Exercise
Pictures are not part of the copy; repeat everything else in the records exactly.
/---
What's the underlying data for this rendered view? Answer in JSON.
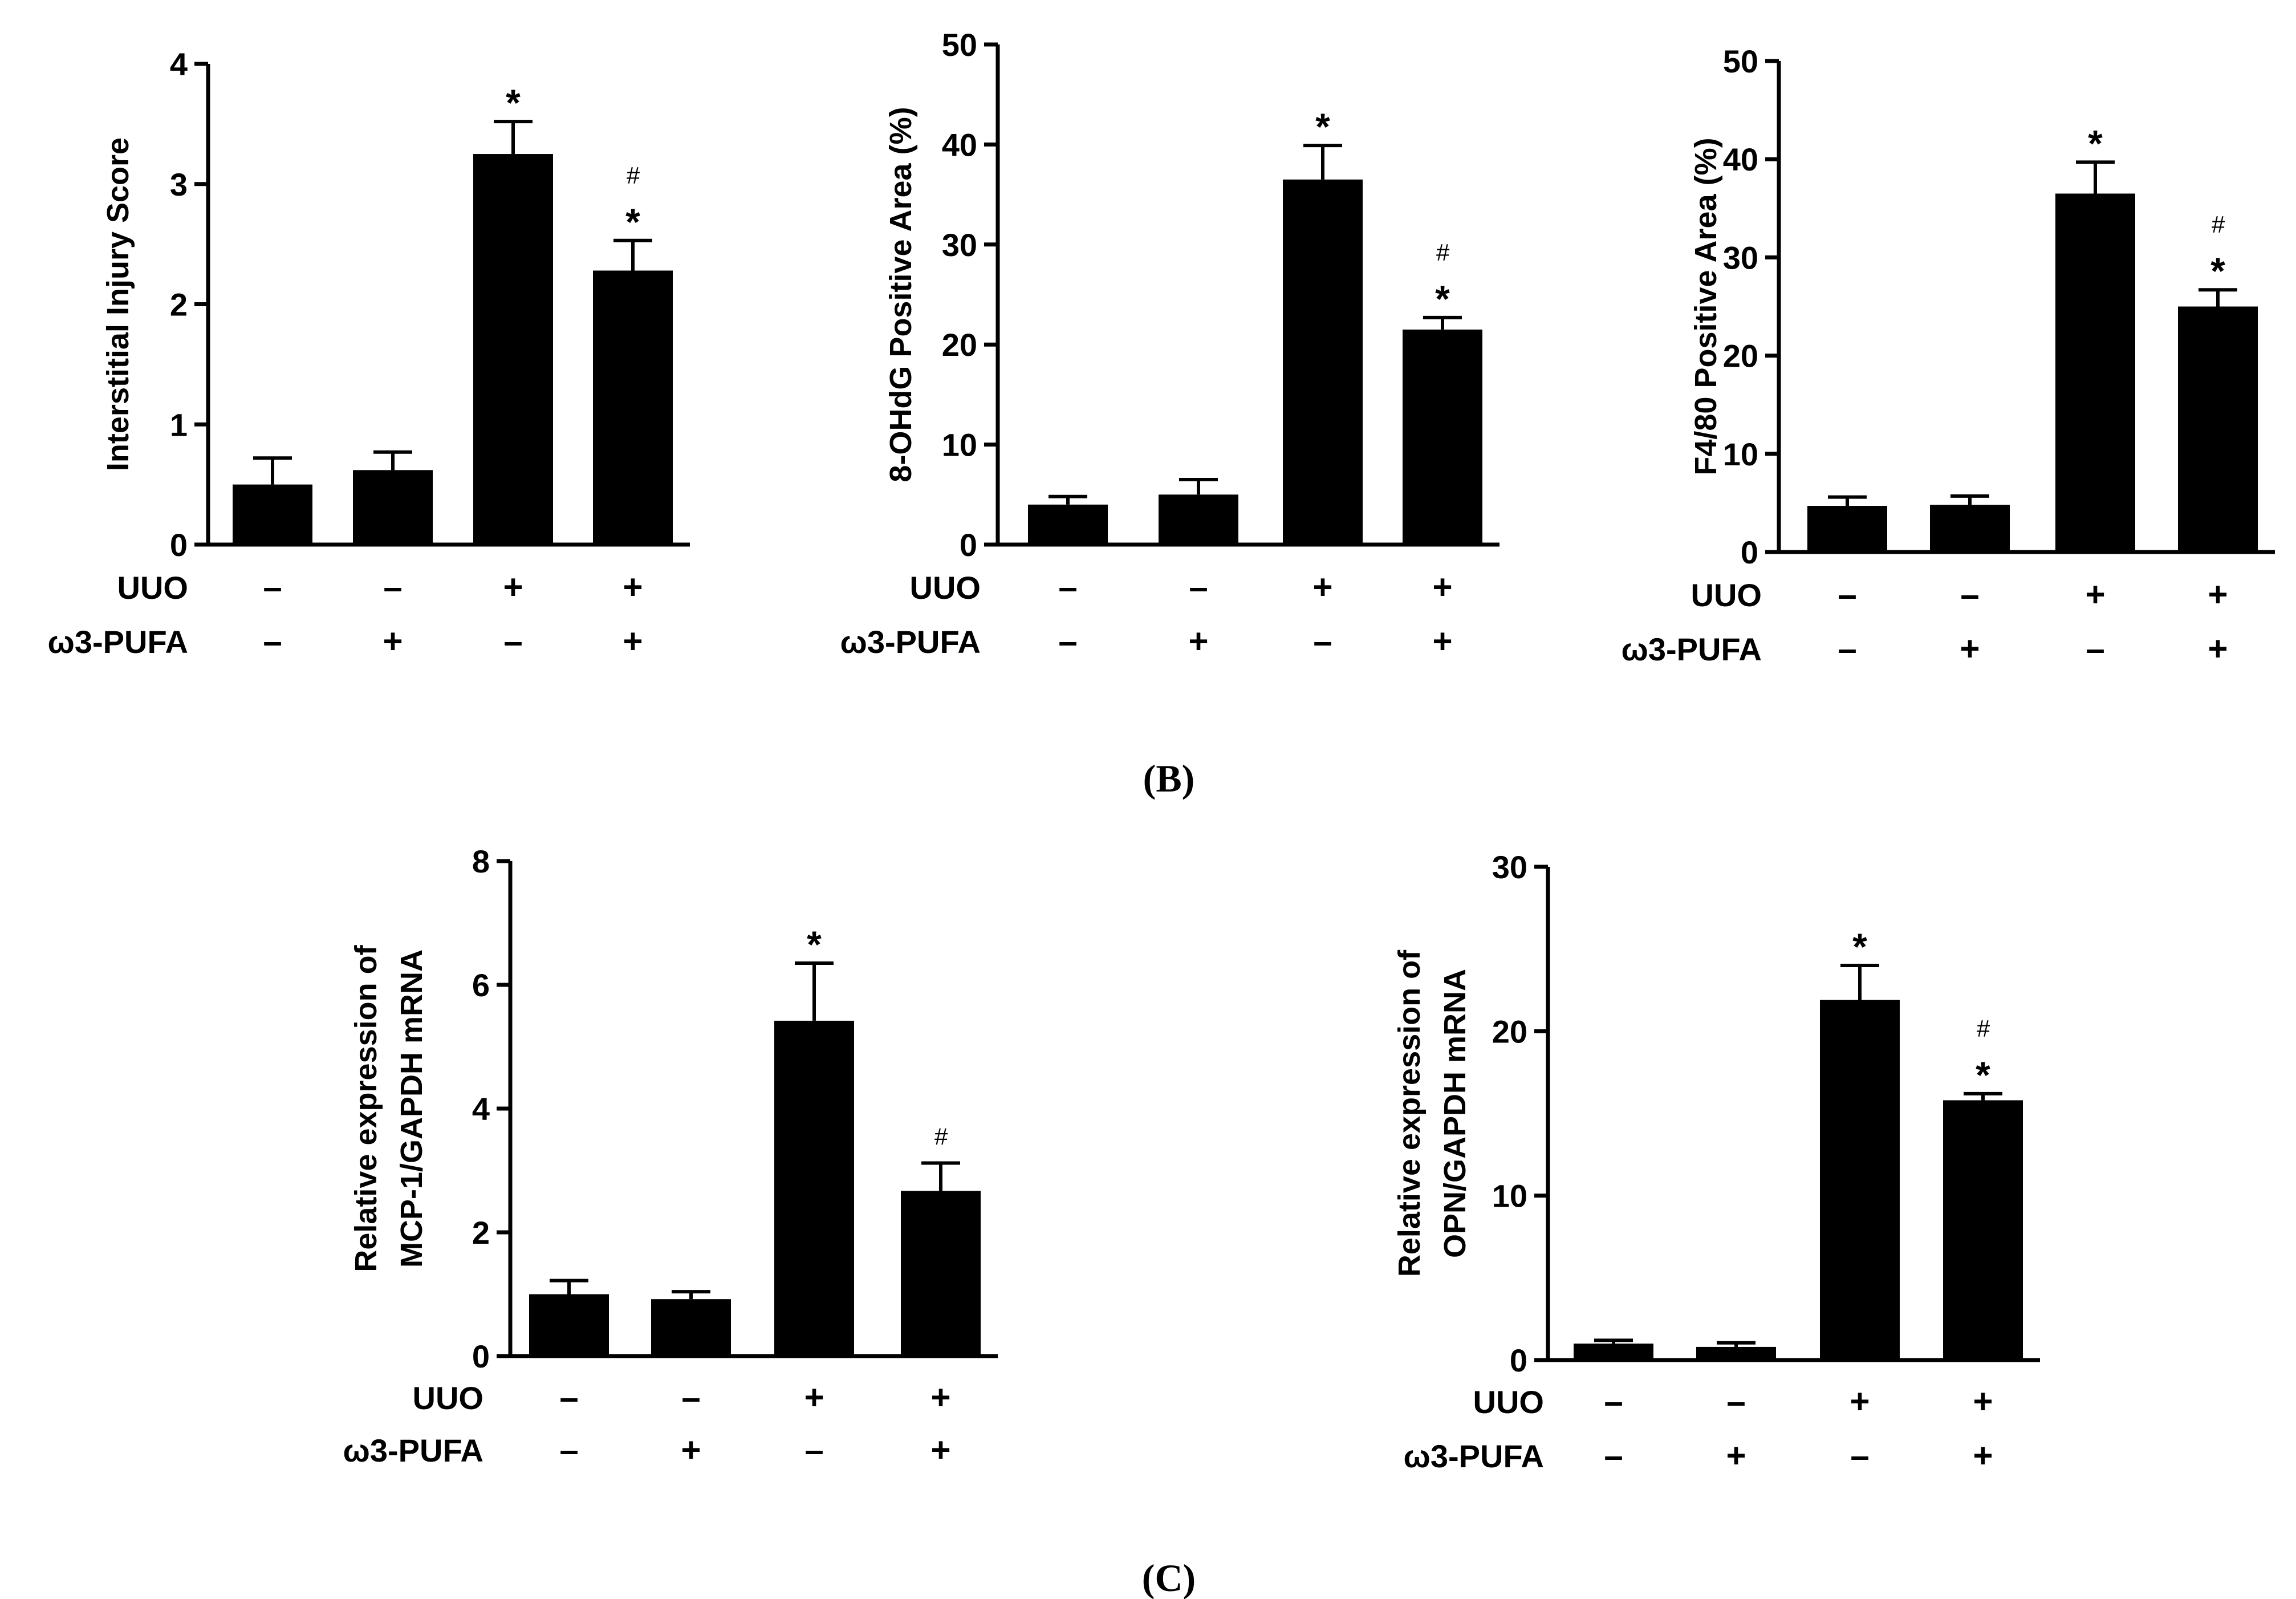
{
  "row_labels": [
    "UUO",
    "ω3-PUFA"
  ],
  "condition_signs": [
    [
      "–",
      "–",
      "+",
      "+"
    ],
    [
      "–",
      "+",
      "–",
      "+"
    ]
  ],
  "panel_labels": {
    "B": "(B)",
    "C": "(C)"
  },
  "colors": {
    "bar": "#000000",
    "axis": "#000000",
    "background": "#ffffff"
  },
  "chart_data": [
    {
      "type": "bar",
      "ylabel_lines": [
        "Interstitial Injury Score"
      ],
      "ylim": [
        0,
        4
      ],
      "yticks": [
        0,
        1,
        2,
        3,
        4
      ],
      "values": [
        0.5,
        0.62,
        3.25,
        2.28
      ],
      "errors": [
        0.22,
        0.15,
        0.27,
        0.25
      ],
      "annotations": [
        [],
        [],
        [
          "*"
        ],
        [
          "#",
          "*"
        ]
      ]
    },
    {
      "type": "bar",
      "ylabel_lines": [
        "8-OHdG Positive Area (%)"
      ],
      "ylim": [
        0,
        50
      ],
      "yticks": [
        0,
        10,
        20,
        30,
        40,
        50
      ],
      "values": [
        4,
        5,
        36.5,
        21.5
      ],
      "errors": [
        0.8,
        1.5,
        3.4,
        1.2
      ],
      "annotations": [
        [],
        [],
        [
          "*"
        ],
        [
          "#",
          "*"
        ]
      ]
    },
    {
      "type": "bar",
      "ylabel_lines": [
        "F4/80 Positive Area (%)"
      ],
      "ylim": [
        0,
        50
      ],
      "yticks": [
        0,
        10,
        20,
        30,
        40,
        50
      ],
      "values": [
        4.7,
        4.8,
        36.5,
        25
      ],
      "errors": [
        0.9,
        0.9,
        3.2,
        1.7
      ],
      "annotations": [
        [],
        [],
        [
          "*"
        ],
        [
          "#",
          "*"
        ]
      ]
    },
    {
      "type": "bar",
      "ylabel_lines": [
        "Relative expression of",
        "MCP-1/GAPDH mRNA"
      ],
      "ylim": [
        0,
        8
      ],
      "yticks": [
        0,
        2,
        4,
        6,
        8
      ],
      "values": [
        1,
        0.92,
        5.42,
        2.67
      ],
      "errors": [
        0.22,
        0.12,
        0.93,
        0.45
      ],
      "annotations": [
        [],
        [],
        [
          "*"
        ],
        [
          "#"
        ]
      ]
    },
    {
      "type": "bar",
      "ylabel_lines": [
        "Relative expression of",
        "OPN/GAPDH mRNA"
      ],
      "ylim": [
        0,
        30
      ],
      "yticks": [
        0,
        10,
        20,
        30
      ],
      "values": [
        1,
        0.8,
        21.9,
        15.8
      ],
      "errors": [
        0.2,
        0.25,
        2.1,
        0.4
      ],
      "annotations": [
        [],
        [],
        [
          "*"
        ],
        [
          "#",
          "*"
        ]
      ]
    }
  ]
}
\---
Answer space
What's the underlying data for this rendered view? Answer in JSON.
{
  "row_labels": [
    "UUO",
    "ω3-PUFA"
  ],
  "condition_signs": [
    [
      "–",
      "–",
      "+",
      "+"
    ],
    [
      "–",
      "+",
      "–",
      "+"
    ]
  ],
  "panel_labels": {
    "B": "(B)",
    "C": "(C)"
  },
  "colors": {
    "bar": "#000000",
    "axis": "#000000",
    "background": "#ffffff"
  },
  "chart_data": [
    {
      "type": "bar",
      "ylabel_lines": [
        "Interstitial Injury Score"
      ],
      "ylim": [
        0,
        4
      ],
      "yticks": [
        0,
        1,
        2,
        3,
        4
      ],
      "values": [
        0.5,
        0.62,
        3.25,
        2.28
      ],
      "errors": [
        0.22,
        0.15,
        0.27,
        0.25
      ],
      "annotations": [
        [],
        [],
        [
          "*"
        ],
        [
          "#",
          "*"
        ]
      ]
    },
    {
      "type": "bar",
      "ylabel_lines": [
        "8-OHdG Positive Area (%)"
      ],
      "ylim": [
        0,
        50
      ],
      "yticks": [
        0,
        10,
        20,
        30,
        40,
        50
      ],
      "values": [
        4,
        5,
        36.5,
        21.5
      ],
      "errors": [
        0.8,
        1.5,
        3.4,
        1.2
      ],
      "annotations": [
        [],
        [],
        [
          "*"
        ],
        [
          "#",
          "*"
        ]
      ]
    },
    {
      "type": "bar",
      "ylabel_lines": [
        "F4/80 Positive Area (%)"
      ],
      "ylim": [
        0,
        50
      ],
      "yticks": [
        0,
        10,
        20,
        30,
        40,
        50
      ],
      "values": [
        4.7,
        4.8,
        36.5,
        25
      ],
      "errors": [
        0.9,
        0.9,
        3.2,
        1.7
      ],
      "annotations": [
        [],
        [],
        [
          "*"
        ],
        [
          "#",
          "*"
        ]
      ]
    },
    {
      "type": "bar",
      "ylabel_lines": [
        "Relative expression of",
        "MCP-1/GAPDH mRNA"
      ],
      "ylim": [
        0,
        8
      ],
      "yticks": [
        0,
        2,
        4,
        6,
        8
      ],
      "values": [
        1,
        0.92,
        5.42,
        2.67
      ],
      "errors": [
        0.22,
        0.12,
        0.93,
        0.45
      ],
      "annotations": [
        [],
        [],
        [
          "*"
        ],
        [
          "#"
        ]
      ]
    },
    {
      "type": "bar",
      "ylabel_lines": [
        "Relative expression of",
        "OPN/GAPDH mRNA"
      ],
      "ylim": [
        0,
        30
      ],
      "yticks": [
        0,
        10,
        20,
        30
      ],
      "values": [
        1,
        0.8,
        21.9,
        15.8
      ],
      "errors": [
        0.2,
        0.25,
        2.1,
        0.4
      ],
      "annotations": [
        [],
        [],
        [
          "*"
        ],
        [
          "#",
          "*"
        ]
      ]
    }
  ]
}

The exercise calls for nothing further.